[Text shown]
TEXT PRE PROCESSING Flashcards
Before we start text preprocessing what is it important to think about
What genre and domains the text is in
Genres: social media/emails/literature
Domain: Chemistry/politics/entertainment
Because we may need specific resources
Thinks like format and punctuation will change depending
What is tokenisation
Breaking input into individual units of text (tokens)
Easiest way is to use whitespace
Issue with whitespace
some languages do not use whitespace so it will not tokenise correctly
What are the typical tokenisation steps
- Initial segmentation (White space)
-handling abbreviations and apostrophes
-handling hyphenations
-dealing with other special exps (URLs)
Traditional NLP tokenisation
Uses simple word like tokens
Modern NLP tokenisation
Subword tokenisation
What is normalisation
Process of standardizing and transforming text data to a common, consistent format
Consists of:
Lowercasing
Removing Punctuation
Removing Stop Words: removing common words (e.g., “the,” “and,” “is”)
Stemming
Lemmatization
What is lemmatisation
reduction to “dictionary headword” form
(lemma)
{am, are, is} -> be
What is morphological analysis
Words are not the only units of ‘meaning’
subwords = morphemes, have some meaning
(un) (happy) (ness)
(prefix) (stem) (suffix)
So morphological analysis is taking a morpheme and seeing what its stem and affixes are
This can depend on the context
What is a ‘derivation’
formation of a word from its stem and suffixes and affixes
eg Un-Happi-Ness
Friend-ly
What is inflection
The modification of a word to express different grammatical roles
eg come -> came
waiter -> waitress
What is regular inflectional morphology
Changes that occur to express grammatical features like tense, number, gender, case
Easy and predictable
What is derivational morphology
Creation of new words by adding affixes or other modifications
changes the word class
teach -> teacher
What is stemming
Chops “ends of words”

[Written request] Using the text preprocessing flashcards, say whether each statement agrees with them, answering yes or no and quoting the deciding words: (a) whitespace tokenisation works correctly for every language; (b) derivational morphology keeps the word class unchanged; (c) regular inflectional morphology is easy and predictable. None of the lines play any part in this.

[Rows]

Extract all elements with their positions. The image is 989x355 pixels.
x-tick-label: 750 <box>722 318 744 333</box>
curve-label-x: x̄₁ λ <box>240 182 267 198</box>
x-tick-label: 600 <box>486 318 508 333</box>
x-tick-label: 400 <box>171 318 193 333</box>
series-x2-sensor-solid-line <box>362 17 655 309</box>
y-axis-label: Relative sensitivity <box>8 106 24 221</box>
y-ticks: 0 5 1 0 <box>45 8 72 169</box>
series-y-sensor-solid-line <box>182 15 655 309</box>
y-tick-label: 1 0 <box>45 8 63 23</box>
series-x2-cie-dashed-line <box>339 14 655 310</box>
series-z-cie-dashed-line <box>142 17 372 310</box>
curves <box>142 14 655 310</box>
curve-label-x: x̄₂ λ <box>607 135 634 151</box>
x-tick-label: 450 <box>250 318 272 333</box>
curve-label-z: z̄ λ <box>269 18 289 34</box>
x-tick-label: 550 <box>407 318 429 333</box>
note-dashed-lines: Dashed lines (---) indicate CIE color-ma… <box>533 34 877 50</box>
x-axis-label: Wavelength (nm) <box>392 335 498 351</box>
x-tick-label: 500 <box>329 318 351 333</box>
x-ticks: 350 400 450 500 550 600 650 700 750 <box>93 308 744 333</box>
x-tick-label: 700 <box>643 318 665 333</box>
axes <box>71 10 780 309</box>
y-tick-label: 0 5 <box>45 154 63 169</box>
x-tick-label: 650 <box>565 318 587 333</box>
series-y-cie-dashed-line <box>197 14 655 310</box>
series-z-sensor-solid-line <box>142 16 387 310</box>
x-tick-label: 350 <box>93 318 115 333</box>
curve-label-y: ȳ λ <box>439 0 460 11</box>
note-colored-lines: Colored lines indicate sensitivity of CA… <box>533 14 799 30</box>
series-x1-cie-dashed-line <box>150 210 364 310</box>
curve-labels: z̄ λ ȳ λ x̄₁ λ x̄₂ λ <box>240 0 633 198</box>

[Output]
(a) No: "some languages do not use whitespace so it will not tokenise correctly"
(b) No: "changes the word class"
(c) Yes: "Easy and predictable"